[Required work]: Please work out how many lines in the material contain "ylabel" and give only that figure.

[Data shown]:
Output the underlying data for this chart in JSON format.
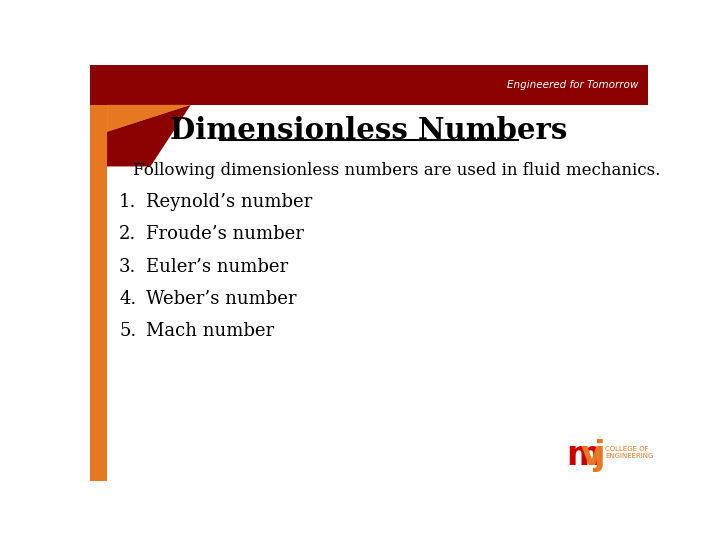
{
  "title": "Dimensionless Numbers",
  "subtitle": "Following dimensionless numbers are used in fluid mechanics.",
  "items": [
    "Reynold’s number",
    "Froude’s number",
    "Euler’s number",
    "Weber’s number",
    "Mach number"
  ],
  "bg_color": "#ffffff",
  "title_color": "#000000",
  "text_color": "#000000",
  "header_dark_red": "#8b0000",
  "orange_color": "#e87722",
  "tagline": "Engineered for Tomorrow",
  "tagline_color": "#ffffff",
  "mvj_m_color": "#cc0000",
  "mvj_vj_color": "#e87722"
}
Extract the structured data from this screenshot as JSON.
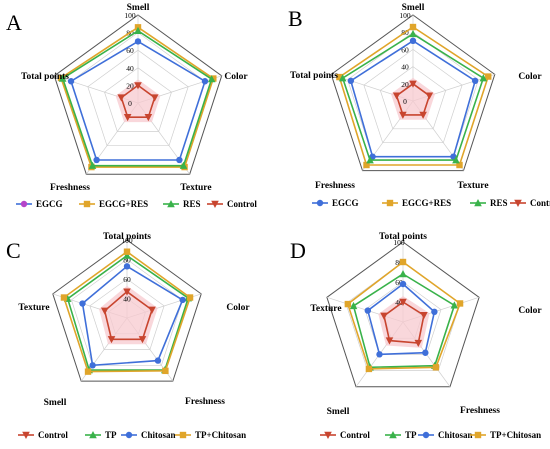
{
  "colors": {
    "blue": "#3f6fd9",
    "orange": "#e0a52a",
    "green": "#39b24a",
    "red": "#c8452f",
    "magenta": "#b545c9",
    "pink_fill": "#f7c9cf",
    "grid": "#9a9a9a",
    "grid_inner": "#cfcfcf"
  },
  "chart_data": [
    {
      "type": "radar",
      "panel_label": "A",
      "axes": [
        "Smell",
        "Color",
        "Texture",
        "Freshness",
        "Total points"
      ],
      "ticks": [
        "0",
        "20",
        "40",
        "60",
        "80",
        "100"
      ],
      "rlim": [
        0,
        100
      ],
      "legend_position": "bottom",
      "series": [
        {
          "name": "EGCG",
          "color": "#3f6fd9",
          "marker": "circle",
          "legend_marker_color": "#b545c9",
          "values": [
            70,
            80,
            80,
            80,
            80
          ]
        },
        {
          "name": "EGCG+RES",
          "color": "#e0a52a",
          "marker": "square",
          "values": [
            86,
            90,
            90,
            90,
            92
          ]
        },
        {
          "name": "RES",
          "color": "#39b24a",
          "marker": "triangle-up",
          "values": [
            82,
            88,
            88,
            88,
            90
          ]
        },
        {
          "name": "Control",
          "color": "#c8452f",
          "marker": "triangle-down",
          "values": [
            20,
            20,
            20,
            20,
            20
          ]
        }
      ]
    },
    {
      "type": "radar",
      "panel_label": "B",
      "axes": [
        "Smell",
        "Color",
        "Texture",
        "Freshness",
        "Total points"
      ],
      "ticks": [
        "0",
        "20",
        "40",
        "60",
        "80",
        "100"
      ],
      "rlim": [
        0,
        100
      ],
      "legend_position": "bottom",
      "series": [
        {
          "name": "EGCG",
          "color": "#3f6fd9",
          "marker": "circle",
          "values": [
            70,
            76,
            80,
            80,
            76
          ]
        },
        {
          "name": "EGCG+RES",
          "color": "#e0a52a",
          "marker": "square",
          "values": [
            86,
            92,
            92,
            92,
            90
          ]
        },
        {
          "name": "RES",
          "color": "#39b24a",
          "marker": "triangle-up",
          "values": [
            78,
            86,
            85,
            85,
            86
          ]
        },
        {
          "name": "Control",
          "color": "#c8452f",
          "marker": "triangle-down",
          "values": [
            20,
            20,
            20,
            20,
            20
          ]
        }
      ]
    },
    {
      "type": "radar",
      "panel_label": "C",
      "axes": [
        "Total points",
        "Color",
        "Freshness",
        "Smell",
        "Texture"
      ],
      "ticks": [
        "40",
        "60",
        "80",
        "100"
      ],
      "rlim": [
        20,
        100
      ],
      "legend_position": "bottom",
      "series": [
        {
          "name": "Control",
          "color": "#c8452f",
          "marker": "triangle-down",
          "values": [
            47,
            47,
            47,
            47,
            44
          ]
        },
        {
          "name": "TP",
          "color": "#39b24a",
          "marker": "triangle-up",
          "values": [
            84,
            86,
            86,
            86,
            84
          ]
        },
        {
          "name": "Chitosan",
          "color": "#3f6fd9",
          "marker": "circle",
          "values": [
            73,
            80,
            74,
            80,
            68
          ]
        },
        {
          "name": "TP+Chitosan",
          "color": "#e0a52a",
          "marker": "square",
          "values": [
            88,
            88,
            87,
            88,
            88
          ]
        }
      ]
    },
    {
      "type": "radar",
      "panel_label": "D",
      "axes": [
        "Total points",
        "Color",
        "Freshness",
        "Smell",
        "Texture"
      ],
      "ticks": [
        "40",
        "60",
        "80",
        "100"
      ],
      "rlim": [
        20,
        100
      ],
      "legend_position": "bottom",
      "series": [
        {
          "name": "Control",
          "color": "#c8452f",
          "marker": "triangle-down",
          "values": [
            40,
            42,
            46,
            43,
            40
          ]
        },
        {
          "name": "TP",
          "color": "#39b24a",
          "marker": "triangle-up",
          "values": [
            68,
            74,
            74,
            76,
            72
          ]
        },
        {
          "name": "Chitosan",
          "color": "#3f6fd9",
          "marker": "circle",
          "values": [
            58,
            53,
            58,
            60,
            57
          ]
        },
        {
          "name": "TP+Chitosan",
          "color": "#e0a52a",
          "marker": "square",
          "values": [
            80,
            80,
            76,
            78,
            78
          ]
        }
      ]
    }
  ]
}
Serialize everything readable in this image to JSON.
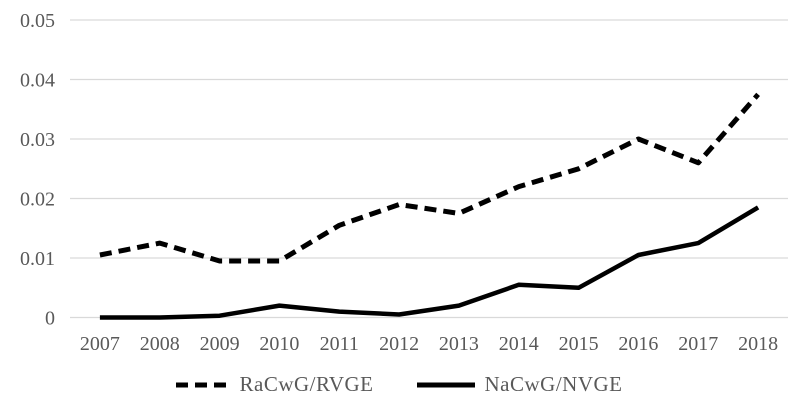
{
  "chart_data": {
    "type": "line",
    "title": "",
    "xlabel": "",
    "ylabel": "",
    "categories": [
      "2007",
      "2008",
      "2009",
      "2010",
      "2011",
      "2012",
      "2013",
      "2014",
      "2015",
      "2016",
      "2017",
      "2018"
    ],
    "series": [
      {
        "name": "RaCwG/RVGE",
        "style": "dashed",
        "color": "#000000",
        "values": [
          0.0105,
          0.0125,
          0.0095,
          0.0095,
          0.0155,
          0.019,
          0.0175,
          0.022,
          0.025,
          0.03,
          0.026,
          0.0375
        ]
      },
      {
        "name": "NaCwG/NVGE",
        "style": "solid",
        "color": "#000000",
        "values": [
          0.0,
          0.0,
          0.0003,
          0.002,
          0.001,
          0.0005,
          0.002,
          0.0055,
          0.005,
          0.0105,
          0.0125,
          0.0185
        ]
      }
    ],
    "ylim": [
      0,
      0.05
    ],
    "yticks": [
      {
        "value": 0.0,
        "label": "0"
      },
      {
        "value": 0.01,
        "label": "0.01"
      },
      {
        "value": 0.02,
        "label": "0.02"
      },
      {
        "value": 0.03,
        "label": "0.03"
      },
      {
        "value": 0.04,
        "label": "0.04"
      },
      {
        "value": 0.05,
        "label": "0.05"
      }
    ],
    "grid": "horizontal-only",
    "gridline_color": "#d9d9d9",
    "tick_label_color": "#595959",
    "legend_position": "bottom"
  }
}
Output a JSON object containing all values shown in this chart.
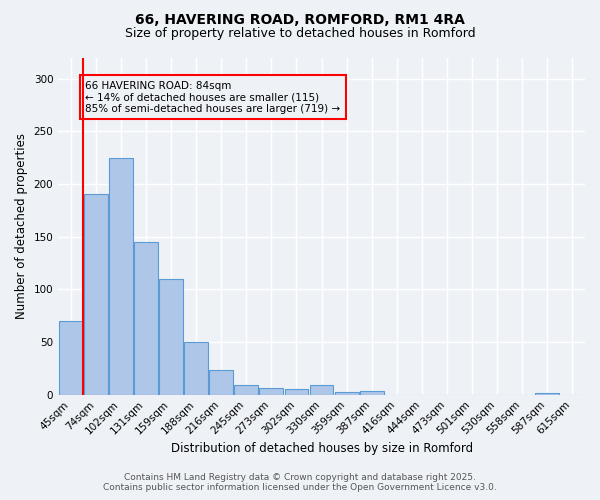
{
  "title1": "66, HAVERING ROAD, ROMFORD, RM1 4RA",
  "title2": "Size of property relative to detached houses in Romford",
  "xlabel": "Distribution of detached houses by size in Romford",
  "ylabel": "Number of detached properties",
  "bar_labels": [
    "45sqm",
    "74sqm",
    "102sqm",
    "131sqm",
    "159sqm",
    "188sqm",
    "216sqm",
    "245sqm",
    "273sqm",
    "302sqm",
    "330sqm",
    "359sqm",
    "387sqm",
    "416sqm",
    "444sqm",
    "473sqm",
    "501sqm",
    "530sqm",
    "558sqm",
    "587sqm",
    "615sqm"
  ],
  "bar_values": [
    70,
    190,
    225,
    145,
    110,
    50,
    23,
    9,
    6,
    5,
    9,
    3,
    4,
    0,
    0,
    0,
    0,
    0,
    0,
    2,
    0
  ],
  "bar_color": "#aec6e8",
  "bar_edge_color": "#5b9bd5",
  "ylim": [
    0,
    320
  ],
  "yticks": [
    0,
    50,
    100,
    150,
    200,
    250,
    300
  ],
  "red_line_x": 0.5,
  "annotation_text": "66 HAVERING ROAD: 84sqm\n← 14% of detached houses are smaller (115)\n85% of semi-detached houses are larger (719) →",
  "footer_text": "Contains HM Land Registry data © Crown copyright and database right 2025.\nContains public sector information licensed under the Open Government Licence v3.0.",
  "background_color": "#eef2f7",
  "grid_color": "#ffffff",
  "title_fontsize": 10,
  "subtitle_fontsize": 9,
  "axis_label_fontsize": 8.5,
  "tick_fontsize": 7.5,
  "annotation_fontsize": 7.5,
  "footer_fontsize": 6.5
}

[The result]: 2